(Data entries)

= = = = = = =

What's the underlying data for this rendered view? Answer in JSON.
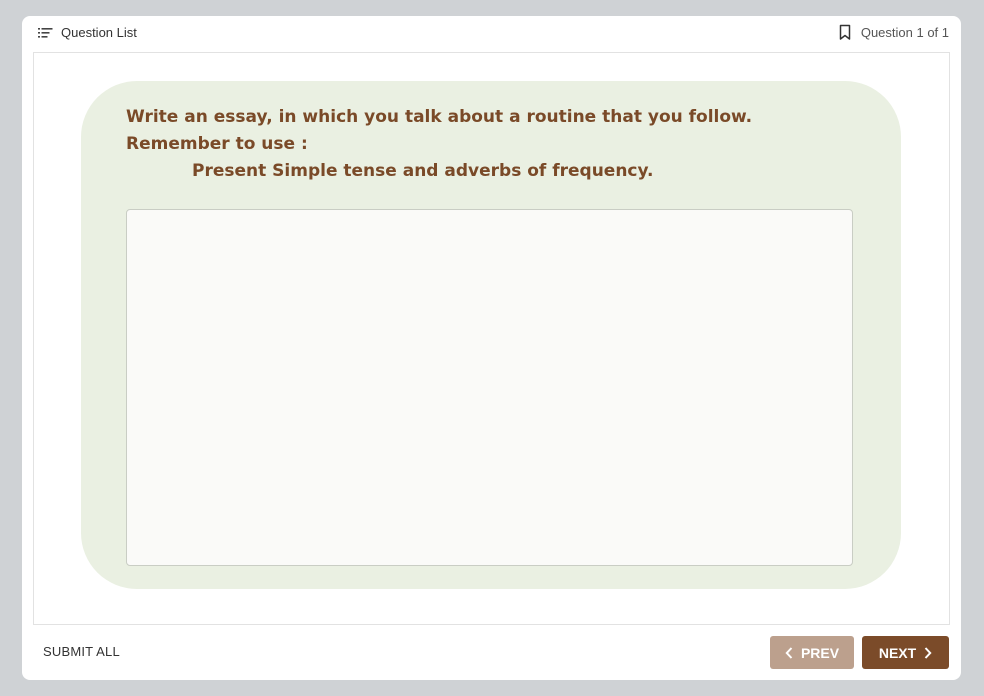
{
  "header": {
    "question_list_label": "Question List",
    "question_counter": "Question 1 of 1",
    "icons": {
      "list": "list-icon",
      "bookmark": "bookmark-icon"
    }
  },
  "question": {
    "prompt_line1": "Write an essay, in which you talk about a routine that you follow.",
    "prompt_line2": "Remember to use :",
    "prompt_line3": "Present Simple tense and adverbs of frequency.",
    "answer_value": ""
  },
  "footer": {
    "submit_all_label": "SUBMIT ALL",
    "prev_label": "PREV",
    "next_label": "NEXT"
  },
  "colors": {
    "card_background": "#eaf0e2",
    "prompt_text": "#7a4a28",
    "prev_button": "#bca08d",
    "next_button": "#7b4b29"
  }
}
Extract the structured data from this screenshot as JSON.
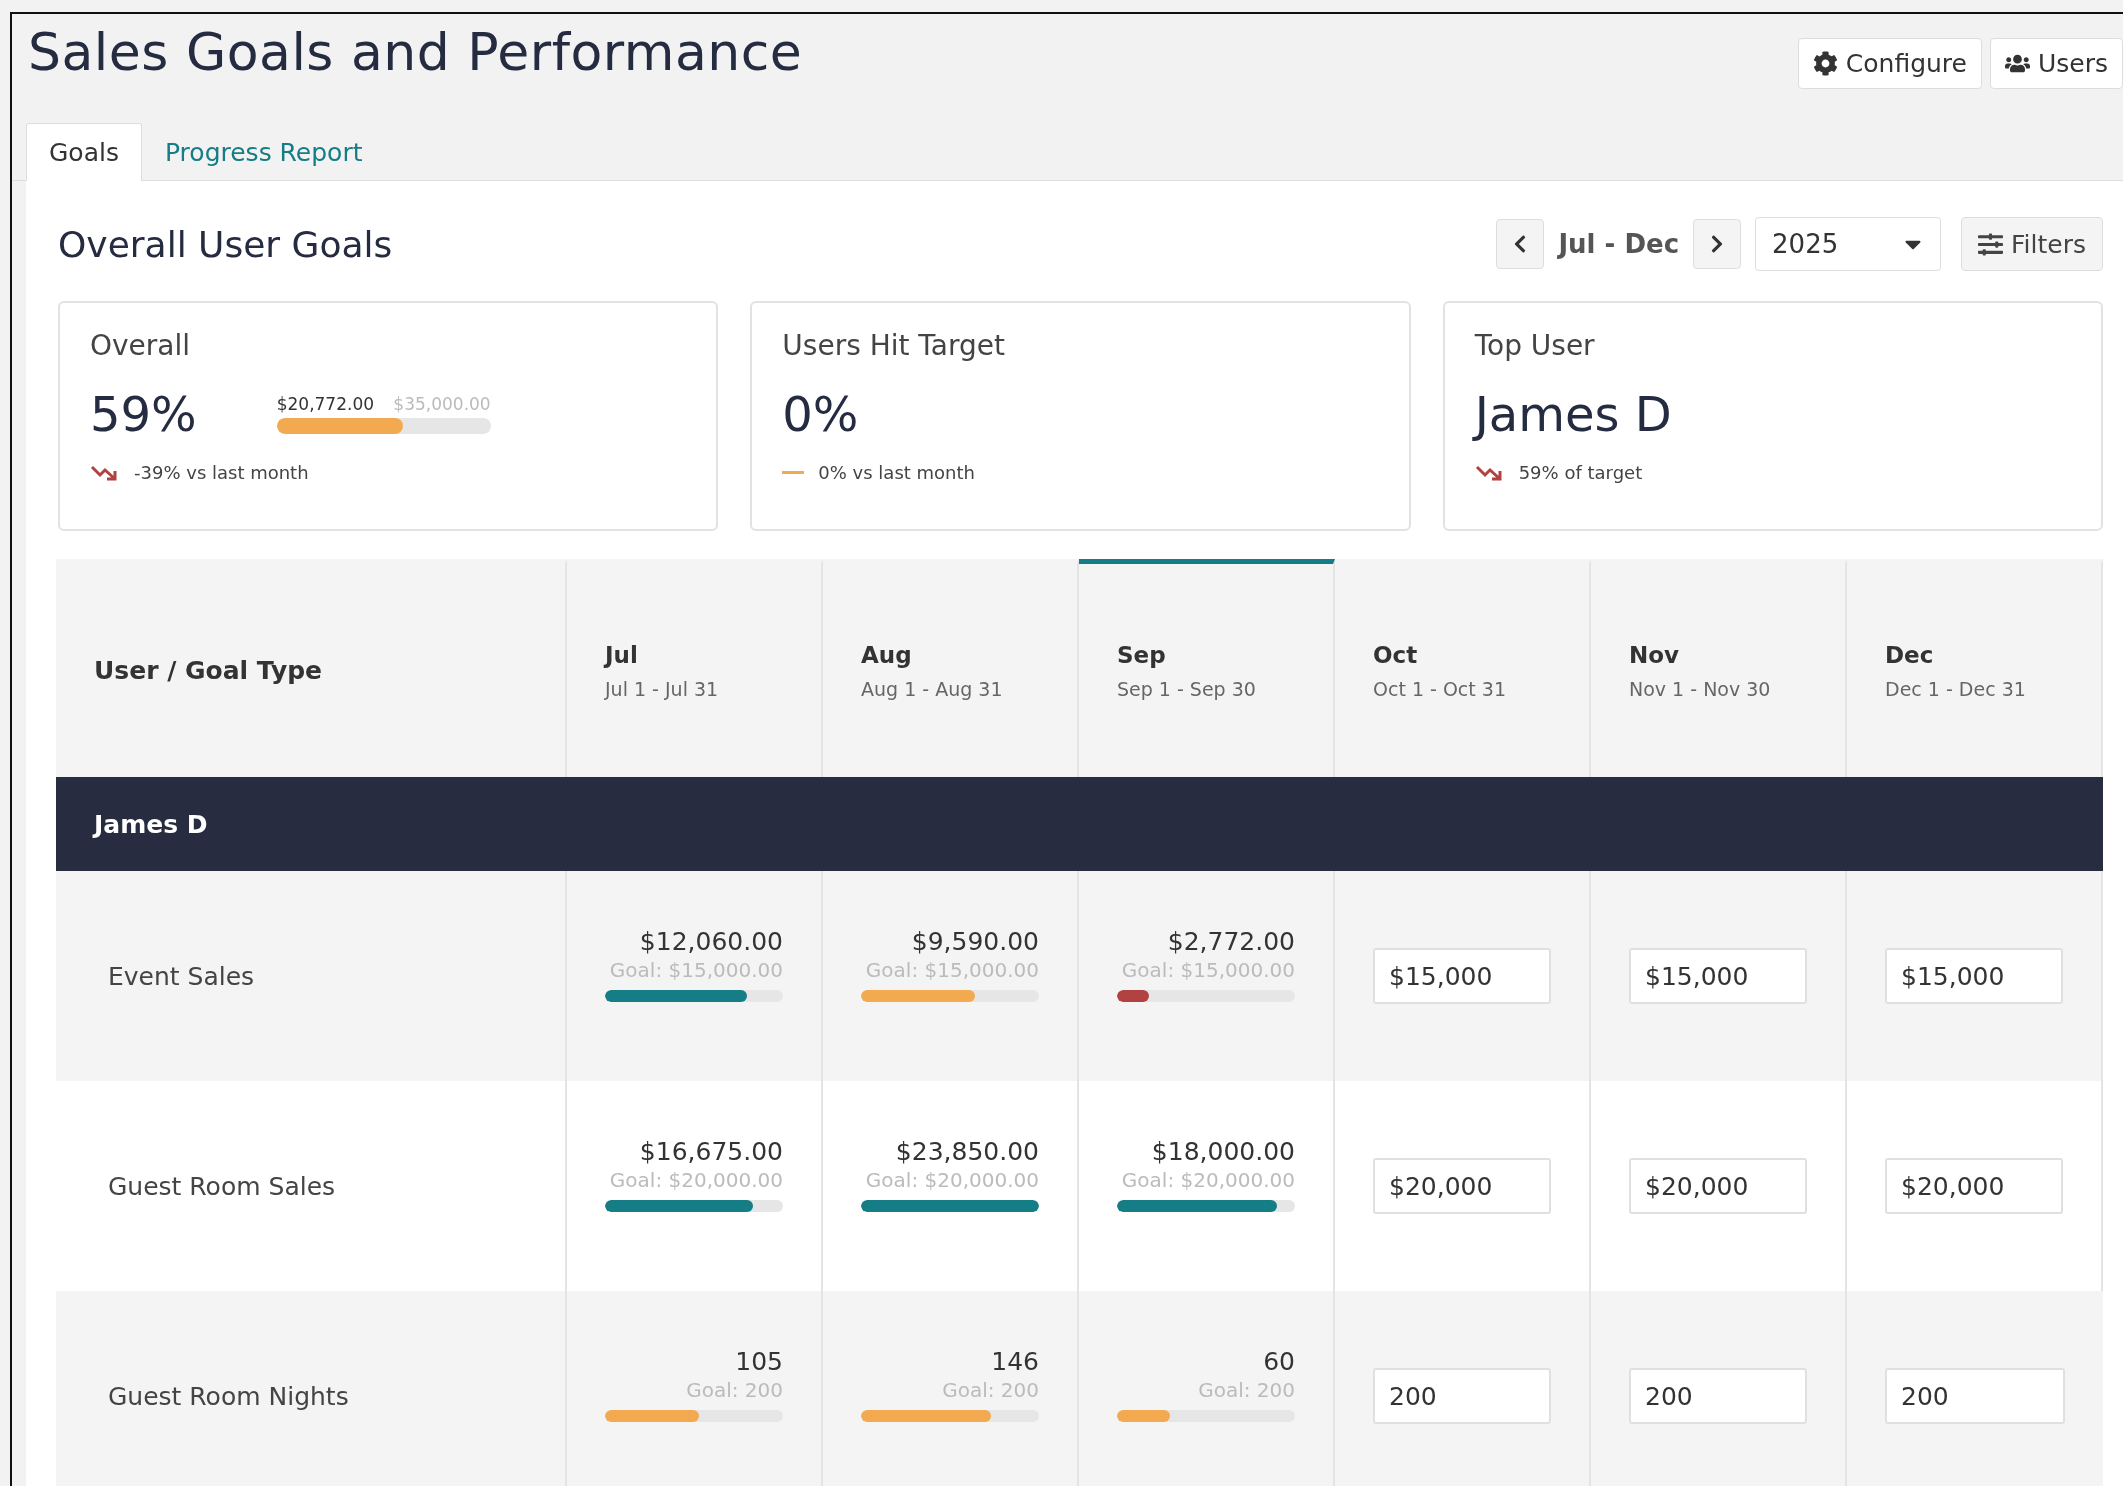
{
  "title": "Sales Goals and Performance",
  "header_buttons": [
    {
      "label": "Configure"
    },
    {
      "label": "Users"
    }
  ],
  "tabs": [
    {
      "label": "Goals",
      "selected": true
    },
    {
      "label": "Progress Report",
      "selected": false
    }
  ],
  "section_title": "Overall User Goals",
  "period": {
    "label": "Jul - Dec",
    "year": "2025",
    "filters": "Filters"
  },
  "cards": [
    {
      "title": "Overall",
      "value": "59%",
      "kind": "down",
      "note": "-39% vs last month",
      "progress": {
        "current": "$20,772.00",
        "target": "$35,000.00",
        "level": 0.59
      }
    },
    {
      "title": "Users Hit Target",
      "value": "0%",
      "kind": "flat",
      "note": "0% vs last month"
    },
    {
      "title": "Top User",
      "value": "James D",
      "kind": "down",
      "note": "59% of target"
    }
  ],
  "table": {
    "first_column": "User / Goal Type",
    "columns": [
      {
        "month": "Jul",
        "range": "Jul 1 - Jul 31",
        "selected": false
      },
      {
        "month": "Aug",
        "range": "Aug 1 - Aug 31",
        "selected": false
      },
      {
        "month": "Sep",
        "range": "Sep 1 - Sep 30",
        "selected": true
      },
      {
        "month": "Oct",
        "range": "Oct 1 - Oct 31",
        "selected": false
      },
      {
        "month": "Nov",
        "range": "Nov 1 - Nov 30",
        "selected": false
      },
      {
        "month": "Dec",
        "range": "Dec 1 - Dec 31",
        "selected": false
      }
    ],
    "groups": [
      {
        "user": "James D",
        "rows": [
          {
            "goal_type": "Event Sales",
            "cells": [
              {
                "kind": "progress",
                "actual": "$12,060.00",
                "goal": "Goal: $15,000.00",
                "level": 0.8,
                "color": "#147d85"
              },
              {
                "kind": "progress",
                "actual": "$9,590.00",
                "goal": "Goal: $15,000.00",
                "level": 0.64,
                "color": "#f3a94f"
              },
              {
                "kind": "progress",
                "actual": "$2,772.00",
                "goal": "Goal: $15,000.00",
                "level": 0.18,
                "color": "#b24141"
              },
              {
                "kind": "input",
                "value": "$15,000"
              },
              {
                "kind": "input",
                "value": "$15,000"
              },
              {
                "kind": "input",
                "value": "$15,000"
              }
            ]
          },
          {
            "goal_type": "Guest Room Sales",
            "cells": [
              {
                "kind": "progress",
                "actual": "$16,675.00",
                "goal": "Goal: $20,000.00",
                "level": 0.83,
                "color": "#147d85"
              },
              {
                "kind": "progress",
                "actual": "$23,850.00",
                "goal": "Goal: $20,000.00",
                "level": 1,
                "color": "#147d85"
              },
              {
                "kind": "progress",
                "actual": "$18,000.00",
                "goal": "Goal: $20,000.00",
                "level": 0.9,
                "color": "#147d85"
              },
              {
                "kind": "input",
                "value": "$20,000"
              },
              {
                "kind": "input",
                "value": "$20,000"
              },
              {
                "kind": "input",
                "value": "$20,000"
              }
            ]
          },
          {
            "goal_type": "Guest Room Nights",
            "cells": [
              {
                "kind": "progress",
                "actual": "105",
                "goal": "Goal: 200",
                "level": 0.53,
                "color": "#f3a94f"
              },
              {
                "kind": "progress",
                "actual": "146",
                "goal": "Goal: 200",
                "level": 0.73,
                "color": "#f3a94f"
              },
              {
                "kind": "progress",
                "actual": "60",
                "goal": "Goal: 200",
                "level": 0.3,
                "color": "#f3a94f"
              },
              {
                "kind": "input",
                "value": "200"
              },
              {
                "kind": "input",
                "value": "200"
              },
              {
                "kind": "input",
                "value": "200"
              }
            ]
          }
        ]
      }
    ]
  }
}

= = = = = = =

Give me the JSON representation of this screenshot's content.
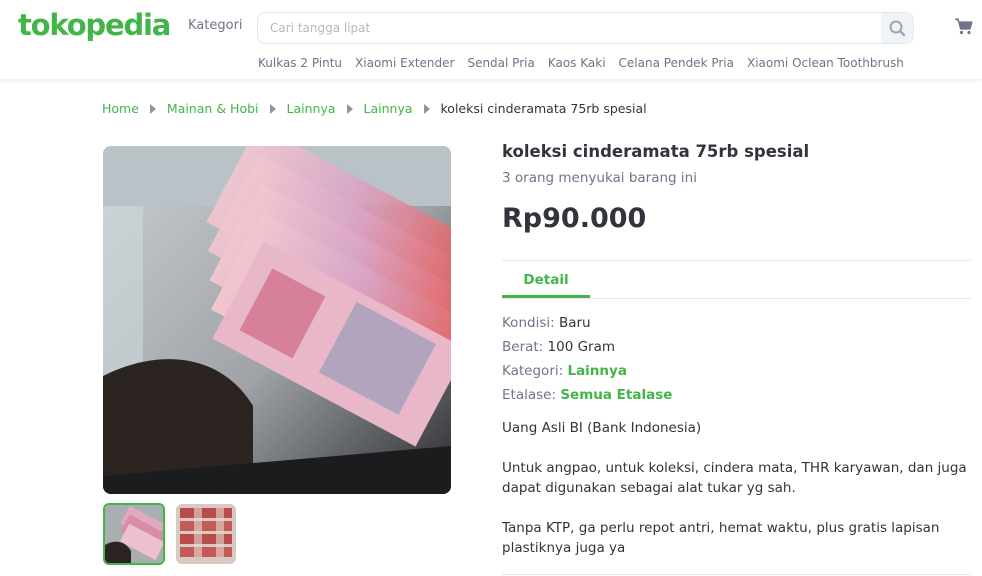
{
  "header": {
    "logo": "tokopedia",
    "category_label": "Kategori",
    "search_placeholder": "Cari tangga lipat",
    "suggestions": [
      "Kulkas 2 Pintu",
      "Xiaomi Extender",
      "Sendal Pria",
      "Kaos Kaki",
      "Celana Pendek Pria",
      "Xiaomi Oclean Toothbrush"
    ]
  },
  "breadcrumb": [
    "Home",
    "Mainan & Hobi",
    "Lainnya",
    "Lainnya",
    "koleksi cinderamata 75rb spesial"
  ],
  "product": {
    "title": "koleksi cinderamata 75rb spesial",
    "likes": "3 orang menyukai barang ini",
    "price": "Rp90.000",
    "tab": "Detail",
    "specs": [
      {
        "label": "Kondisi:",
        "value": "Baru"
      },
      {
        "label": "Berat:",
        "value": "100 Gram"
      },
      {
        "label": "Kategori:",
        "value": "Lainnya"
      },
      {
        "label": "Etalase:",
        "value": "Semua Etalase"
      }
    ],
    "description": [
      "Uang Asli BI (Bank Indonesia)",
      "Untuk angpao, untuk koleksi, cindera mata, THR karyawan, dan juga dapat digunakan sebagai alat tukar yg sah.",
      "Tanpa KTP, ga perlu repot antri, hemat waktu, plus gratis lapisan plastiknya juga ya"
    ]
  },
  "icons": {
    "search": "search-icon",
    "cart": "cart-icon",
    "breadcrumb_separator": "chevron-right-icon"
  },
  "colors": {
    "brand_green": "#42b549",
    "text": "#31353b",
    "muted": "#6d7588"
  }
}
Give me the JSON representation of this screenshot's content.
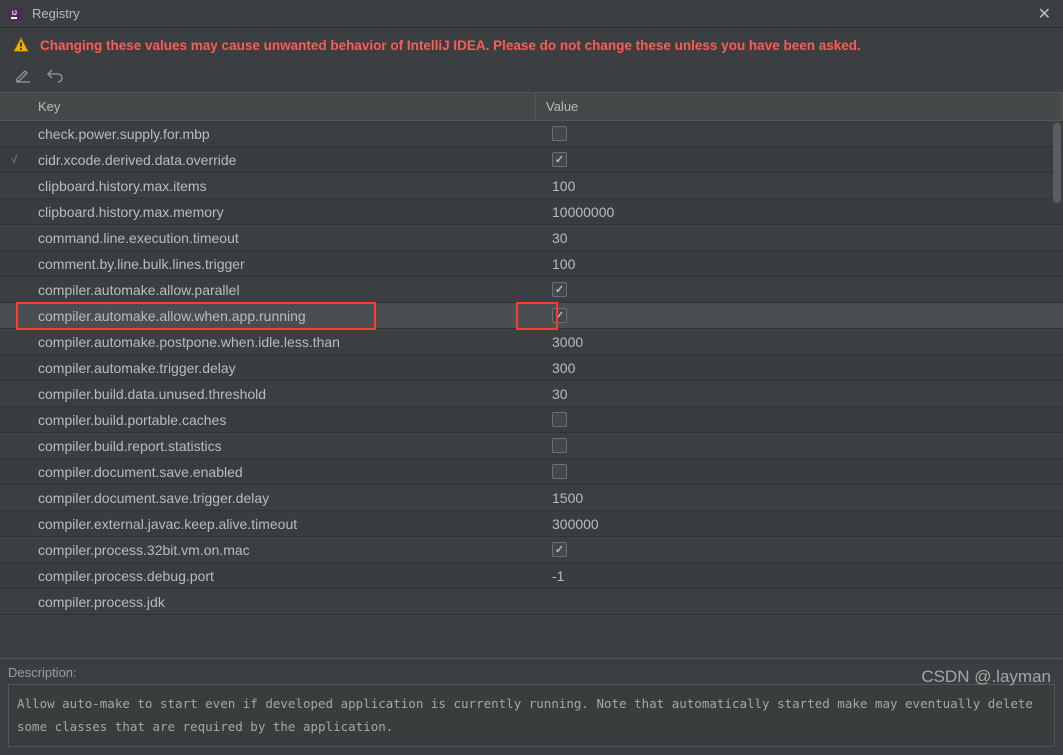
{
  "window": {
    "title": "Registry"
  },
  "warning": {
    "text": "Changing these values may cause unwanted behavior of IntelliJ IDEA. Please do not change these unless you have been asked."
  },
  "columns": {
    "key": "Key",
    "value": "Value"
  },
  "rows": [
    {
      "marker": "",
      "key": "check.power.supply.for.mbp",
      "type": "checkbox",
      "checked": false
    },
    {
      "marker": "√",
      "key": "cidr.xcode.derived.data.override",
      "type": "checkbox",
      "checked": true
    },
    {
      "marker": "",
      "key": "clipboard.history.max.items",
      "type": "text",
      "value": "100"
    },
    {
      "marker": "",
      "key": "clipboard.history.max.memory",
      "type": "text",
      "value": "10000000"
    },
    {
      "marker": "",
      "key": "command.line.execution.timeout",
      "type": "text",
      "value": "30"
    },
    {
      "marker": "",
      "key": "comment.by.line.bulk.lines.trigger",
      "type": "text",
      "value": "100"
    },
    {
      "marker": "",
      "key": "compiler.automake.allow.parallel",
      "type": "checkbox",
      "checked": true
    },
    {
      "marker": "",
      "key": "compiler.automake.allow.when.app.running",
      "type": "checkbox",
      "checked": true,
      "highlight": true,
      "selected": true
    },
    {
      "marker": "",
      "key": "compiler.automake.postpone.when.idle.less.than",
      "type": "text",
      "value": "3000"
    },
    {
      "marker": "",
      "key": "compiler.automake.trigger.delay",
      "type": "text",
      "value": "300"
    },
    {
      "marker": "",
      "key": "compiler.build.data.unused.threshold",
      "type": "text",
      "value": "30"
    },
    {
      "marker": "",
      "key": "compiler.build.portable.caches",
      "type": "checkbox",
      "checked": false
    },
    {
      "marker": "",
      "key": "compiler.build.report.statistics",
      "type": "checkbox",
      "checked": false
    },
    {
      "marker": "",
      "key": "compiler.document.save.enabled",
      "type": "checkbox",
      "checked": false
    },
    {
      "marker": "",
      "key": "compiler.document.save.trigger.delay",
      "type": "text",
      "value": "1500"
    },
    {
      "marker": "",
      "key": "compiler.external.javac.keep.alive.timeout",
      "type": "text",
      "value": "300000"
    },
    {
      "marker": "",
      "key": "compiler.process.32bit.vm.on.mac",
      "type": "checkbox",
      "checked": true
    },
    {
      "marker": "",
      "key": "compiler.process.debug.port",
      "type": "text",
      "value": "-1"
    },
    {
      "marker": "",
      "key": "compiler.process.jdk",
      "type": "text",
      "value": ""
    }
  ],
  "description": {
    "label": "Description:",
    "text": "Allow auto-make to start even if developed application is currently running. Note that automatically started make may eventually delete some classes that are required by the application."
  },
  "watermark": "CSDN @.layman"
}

= = = = = = =

Copy, from the material, each line that holds the string "save".

Result of this exercise:
      "key": "compiler.document.save.enabled",
      "key": "compiler.document.save.trigger.delay",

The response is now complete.